Every line in the listing is to be echoed verbatim.

## Dataset
++++

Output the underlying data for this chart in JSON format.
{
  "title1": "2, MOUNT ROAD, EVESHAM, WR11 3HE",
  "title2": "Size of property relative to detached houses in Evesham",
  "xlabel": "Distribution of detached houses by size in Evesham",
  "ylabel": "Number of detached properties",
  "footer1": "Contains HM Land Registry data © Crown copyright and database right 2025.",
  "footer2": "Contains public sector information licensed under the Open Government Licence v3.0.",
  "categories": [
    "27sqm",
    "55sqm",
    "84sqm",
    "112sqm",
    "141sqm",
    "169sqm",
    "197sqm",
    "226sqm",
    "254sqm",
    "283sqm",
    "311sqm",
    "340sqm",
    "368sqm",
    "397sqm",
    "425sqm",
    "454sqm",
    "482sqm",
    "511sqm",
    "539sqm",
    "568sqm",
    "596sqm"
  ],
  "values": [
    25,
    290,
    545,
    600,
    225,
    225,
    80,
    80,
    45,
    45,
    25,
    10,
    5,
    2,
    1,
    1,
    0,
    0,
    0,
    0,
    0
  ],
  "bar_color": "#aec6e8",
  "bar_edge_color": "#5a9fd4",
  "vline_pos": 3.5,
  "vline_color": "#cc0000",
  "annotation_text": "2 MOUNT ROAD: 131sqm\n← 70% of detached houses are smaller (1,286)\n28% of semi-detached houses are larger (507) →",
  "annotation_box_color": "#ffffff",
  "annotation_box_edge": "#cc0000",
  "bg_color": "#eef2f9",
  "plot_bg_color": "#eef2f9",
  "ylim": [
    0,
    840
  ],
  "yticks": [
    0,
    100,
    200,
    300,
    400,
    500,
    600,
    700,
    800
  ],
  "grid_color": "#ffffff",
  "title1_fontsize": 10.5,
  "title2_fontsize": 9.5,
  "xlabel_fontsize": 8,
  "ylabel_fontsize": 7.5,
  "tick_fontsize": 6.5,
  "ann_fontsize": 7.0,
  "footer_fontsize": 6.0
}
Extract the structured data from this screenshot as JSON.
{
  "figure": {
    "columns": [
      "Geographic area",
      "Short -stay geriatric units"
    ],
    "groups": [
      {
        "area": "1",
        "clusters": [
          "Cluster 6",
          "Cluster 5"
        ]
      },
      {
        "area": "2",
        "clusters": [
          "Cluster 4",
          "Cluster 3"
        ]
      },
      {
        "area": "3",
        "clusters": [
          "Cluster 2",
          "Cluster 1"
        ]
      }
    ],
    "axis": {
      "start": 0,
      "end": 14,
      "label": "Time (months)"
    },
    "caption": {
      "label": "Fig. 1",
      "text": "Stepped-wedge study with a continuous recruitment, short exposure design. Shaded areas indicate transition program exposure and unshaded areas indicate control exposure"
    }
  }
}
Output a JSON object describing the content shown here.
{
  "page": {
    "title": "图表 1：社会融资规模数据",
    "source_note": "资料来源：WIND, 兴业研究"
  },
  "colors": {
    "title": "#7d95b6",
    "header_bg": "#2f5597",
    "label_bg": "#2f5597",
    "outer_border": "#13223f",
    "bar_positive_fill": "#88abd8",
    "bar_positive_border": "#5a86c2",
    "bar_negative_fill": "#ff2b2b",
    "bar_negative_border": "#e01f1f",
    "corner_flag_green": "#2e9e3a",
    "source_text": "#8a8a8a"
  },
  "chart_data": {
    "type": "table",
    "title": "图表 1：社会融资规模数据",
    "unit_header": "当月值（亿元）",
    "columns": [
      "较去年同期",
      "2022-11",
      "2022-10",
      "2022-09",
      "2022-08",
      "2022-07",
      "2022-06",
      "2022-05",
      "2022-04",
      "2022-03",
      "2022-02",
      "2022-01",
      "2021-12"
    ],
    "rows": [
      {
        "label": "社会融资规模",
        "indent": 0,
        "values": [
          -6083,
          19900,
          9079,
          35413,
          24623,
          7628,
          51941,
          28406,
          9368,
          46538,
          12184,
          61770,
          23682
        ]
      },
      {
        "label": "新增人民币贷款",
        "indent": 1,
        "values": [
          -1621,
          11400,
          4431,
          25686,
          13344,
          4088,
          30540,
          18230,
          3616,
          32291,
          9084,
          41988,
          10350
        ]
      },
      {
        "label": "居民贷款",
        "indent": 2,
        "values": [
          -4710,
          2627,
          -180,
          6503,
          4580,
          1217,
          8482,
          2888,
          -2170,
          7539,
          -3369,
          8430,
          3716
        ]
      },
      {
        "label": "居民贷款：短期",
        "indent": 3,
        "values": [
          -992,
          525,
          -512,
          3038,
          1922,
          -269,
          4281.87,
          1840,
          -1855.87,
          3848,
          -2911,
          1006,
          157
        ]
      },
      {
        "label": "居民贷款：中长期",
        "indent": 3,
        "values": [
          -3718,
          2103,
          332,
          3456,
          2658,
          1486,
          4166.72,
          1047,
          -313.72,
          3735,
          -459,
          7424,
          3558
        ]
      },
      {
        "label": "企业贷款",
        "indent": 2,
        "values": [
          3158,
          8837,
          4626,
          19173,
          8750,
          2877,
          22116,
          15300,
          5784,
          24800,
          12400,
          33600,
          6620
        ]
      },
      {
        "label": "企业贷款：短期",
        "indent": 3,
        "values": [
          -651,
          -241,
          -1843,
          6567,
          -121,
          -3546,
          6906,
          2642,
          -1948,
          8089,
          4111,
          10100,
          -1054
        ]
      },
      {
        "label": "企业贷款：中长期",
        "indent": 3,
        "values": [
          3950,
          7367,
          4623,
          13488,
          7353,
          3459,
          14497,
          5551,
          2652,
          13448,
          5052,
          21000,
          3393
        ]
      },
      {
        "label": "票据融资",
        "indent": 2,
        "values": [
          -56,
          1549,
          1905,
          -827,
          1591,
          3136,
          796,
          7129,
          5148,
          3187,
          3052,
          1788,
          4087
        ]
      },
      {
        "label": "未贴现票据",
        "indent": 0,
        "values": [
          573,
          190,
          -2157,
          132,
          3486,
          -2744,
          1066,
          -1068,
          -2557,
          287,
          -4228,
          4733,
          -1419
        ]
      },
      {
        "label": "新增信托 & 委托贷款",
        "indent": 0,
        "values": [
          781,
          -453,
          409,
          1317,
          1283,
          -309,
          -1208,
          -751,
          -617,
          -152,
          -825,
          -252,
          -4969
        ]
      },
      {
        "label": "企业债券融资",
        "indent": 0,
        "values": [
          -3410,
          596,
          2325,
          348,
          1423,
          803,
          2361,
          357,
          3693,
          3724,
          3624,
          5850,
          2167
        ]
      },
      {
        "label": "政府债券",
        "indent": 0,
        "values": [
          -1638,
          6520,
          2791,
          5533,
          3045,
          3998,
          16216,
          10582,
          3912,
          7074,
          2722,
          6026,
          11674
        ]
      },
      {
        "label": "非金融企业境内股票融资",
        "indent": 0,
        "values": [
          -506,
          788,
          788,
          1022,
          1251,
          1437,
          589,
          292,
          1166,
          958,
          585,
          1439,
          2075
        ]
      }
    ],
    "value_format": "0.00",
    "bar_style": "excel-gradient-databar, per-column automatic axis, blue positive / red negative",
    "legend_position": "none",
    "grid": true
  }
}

++++

## Task result
Output the underlying data for this chart in JSON format.
{
  "title1": "2, MOUNT ROAD, EVESHAM, WR11 3HE",
  "title2": "Size of property relative to detached houses in Evesham",
  "xlabel": "Distribution of detached houses by size in Evesham",
  "ylabel": "Number of detached properties",
  "footer1": "Contains HM Land Registry data © Crown copyright and database right 2025.",
  "footer2": "Contains public sector information licensed under the Open Government Licence v3.0.",
  "categories": [
    "27sqm",
    "55sqm",
    "84sqm",
    "112sqm",
    "141sqm",
    "169sqm",
    "197sqm",
    "226sqm",
    "254sqm",
    "283sqm",
    "311sqm",
    "340sqm",
    "368sqm",
    "397sqm",
    "425sqm",
    "454sqm",
    "482sqm",
    "511sqm",
    "539sqm",
    "568sqm",
    "596sqm"
  ],
  "values": [
    25,
    290,
    545,
    600,
    225,
    225,
    80,
    80,
    45,
    45,
    25,
    10,
    5,
    2,
    1,
    1,
    0,
    0,
    0,
    0,
    0
  ],
  "bar_color": "#aec6e8",
  "bar_edge_color": "#5a9fd4",
  "vline_pos": 3.5,
  "vline_color": "#cc0000",
  "annotation_text": "2 MOUNT ROAD: 131sqm\n← 70% of detached houses are smaller (1,286)\n28% of semi-detached houses are larger (507) →",
  "annotation_box_color": "#ffffff",
  "annotation_box_edge": "#cc0000",
  "bg_color": "#eef2f9",
  "plot_bg_color": "#eef2f9",
  "ylim": [
    0,
    840
  ],
  "yticks": [
    0,
    100,
    200,
    300,
    400,
    500,
    600,
    700,
    800
  ],
  "grid_color": "#ffffff",
  "title1_fontsize": 10.5,
  "title2_fontsize": 9.5,
  "xlabel_fontsize": 8,
  "ylabel_fontsize": 7.5,
  "tick_fontsize": 6.5,
  "ann_fontsize": 7.0,
  "footer_fontsize": 6.0
}
Extract the structured data from this screenshot as JSON.
{
  "figure": {
    "columns": [
      "Geographic area",
      "Short -stay geriatric units"
    ],
    "groups": [
      {
        "area": "1",
        "clusters": [
          "Cluster 6",
          "Cluster 5"
        ]
      },
      {
        "area": "2",
        "clusters": [
          "Cluster 4",
          "Cluster 3"
        ]
      },
      {
        "area": "3",
        "clusters": [
          "Cluster 2",
          "Cluster 1"
        ]
      }
    ],
    "axis": {
      "start": 0,
      "end": 14,
      "label": "Time (months)"
    },
    "caption": {
      "label": "Fig. 1",
      "text": "Stepped-wedge study with a continuous recruitment, short exposure design. Shaded areas indicate transition program exposure and unshaded areas indicate control exposure"
    }
  }
}
Output a JSON object describing the content shown here.
{
  "page": {
    "title": "图表 1：社会融资规模数据",
    "source_note": "资料来源：WIND, 兴业研究"
  },
  "colors": {
    "title": "#7d95b6",
    "header_bg": "#2f5597",
    "label_bg": "#2f5597",
    "outer_border": "#13223f",
    "bar_positive_fill": "#88abd8",
    "bar_positive_border": "#5a86c2",
    "bar_negative_fill": "#ff2b2b",
    "bar_negative_border": "#e01f1f",
    "corner_flag_green": "#2e9e3a",
    "source_text": "#8a8a8a"
  },
  "chart_data": {
    "type": "table",
    "title": "图表 1：社会融资规模数据",
    "unit_header": "当月值（亿元）",
    "columns": [
      "较去年同期",
      "2022-11",
      "2022-10",
      "2022-09",
      "2022-08",
      "2022-07",
      "2022-06",
      "2022-05",
      "2022-04",
      "2022-03",
      "2022-02",
      "2022-01",
      "2021-12"
    ],
    "rows": [
      {
        "label": "社会融资规模",
        "indent": 0,
        "values": [
          -6083,
          19900,
          9079,
          35413,
          24623,
          7628,
          51941,
          28406,
          9368,
          46538,
          12184,
          61770,
          23682
        ]
      },
      {
        "label": "新增人民币贷款",
        "indent": 1,
        "values": [
          -1621,
          11400,
          4431,
          25686,
          13344,
          4088,
          30540,
          18230,
          3616,
          32291,
          9084,
          41988,
          10350
        ]
      },
      {
        "label": "居民贷款",
        "indent": 2,
        "values": [
          -4710,
          2627,
          -180,
          6503,
          4580,
          1217,
          8482,
          2888,
          -2170,
          7539,
          -3369,
          8430,
          3716
        ]
      },
      {
        "label": "居民贷款：短期",
        "indent": 3,
        "values": [
          -992,
          525,
          -512,
          3038,
          1922,
          -269,
          4281.87,
          1840,
          -1855.87,
          3848,
          -2911,
          1006,
          157
        ]
      },
      {
        "label": "居民贷款：中长期",
        "indent": 3,
        "values": [
          -3718,
          2103,
          332,
          3456,
          2658,
          1486,
          4166.72,
          1047,
          -313.72,
          3735,
          -459,
          7424,
          3558
        ]
      },
      {
        "label": "企业贷款",
        "indent": 2,
        "values": [
          3158,
          8837,
          4626,
          19173,
          8750,
          2877,
          22116,
          15300,
          5784,
          24800,
          12400,
          33600,
          6620
        ]
      },
      {
        "label": "企业贷款：短期",
        "indent": 3,
        "values": [
          -651,
          -241,
          -1843,
          6567,
          -121,
          -3546,
          6906,
          2642,
          -1948,
          8089,
          4111,
          10100,
          -1054
        ]
      },
      {
        "label": "企业贷款：中长期",
        "indent": 3,
        "values": [
          3950,
          7367,
          4623,
          13488,
          7353,
          3459,
          14497,
          5551,
          2652,
          13448,
          5052,
          21000,
          3393
        ]
      },
      {
        "label": "票据融资",
        "indent": 2,
        "values": [
          -56,
          1549,
          1905,
          -827,
          1591,
          3136,
          796,
          7129,
          5148,
          3187,
          3052,
          1788,
          4087
        ]
      },
      {
        "label": "未贴现票据",
        "indent": 0,
        "values": [
          573,
          190,
          -2157,
          132,
          3486,
          -2744,
          1066,
          -1068,
          -2557,
          287,
          -4228,
          4733,
          -1419
        ]
      },
      {
        "label": "新增信托 & 委托贷款",
        "indent": 0,
        "values": [
          781,
          -453,
          409,
          1317,
          1283,
          -309,
          -1208,
          -751,
          -617,
          -152,
          -825,
          -252,
          -4969
        ]
      },
      {
        "label": "企业债券融资",
        "indent": 0,
        "values": [
          -3410,
          596,
          2325,
          348,
          1423,
          803,
          2361,
          357,
          3693,
          3724,
          3624,
          5850,
          2167
        ]
      },
      {
        "label": "政府债券",
        "indent": 0,
        "values": [
          -1638,
          6520,
          2791,
          5533,
          3045,
          3998,
          16216,
          10582,
          3912,
          7074,
          2722,
          6026,
          11674
        ]
      },
      {
        "label": "非金融企业境内股票融资",
        "indent": 0,
        "values": [
          -506,
          788,
          788,
          1022,
          1251,
          1437,
          589,
          292,
          1166,
          958,
          585,
          1439,
          2075
        ]
      }
    ],
    "value_format": "0.00",
    "bar_style": "excel-gradient-databar, per-column automatic axis, blue positive / red negative",
    "legend_position": "none",
    "grid": true
  }
}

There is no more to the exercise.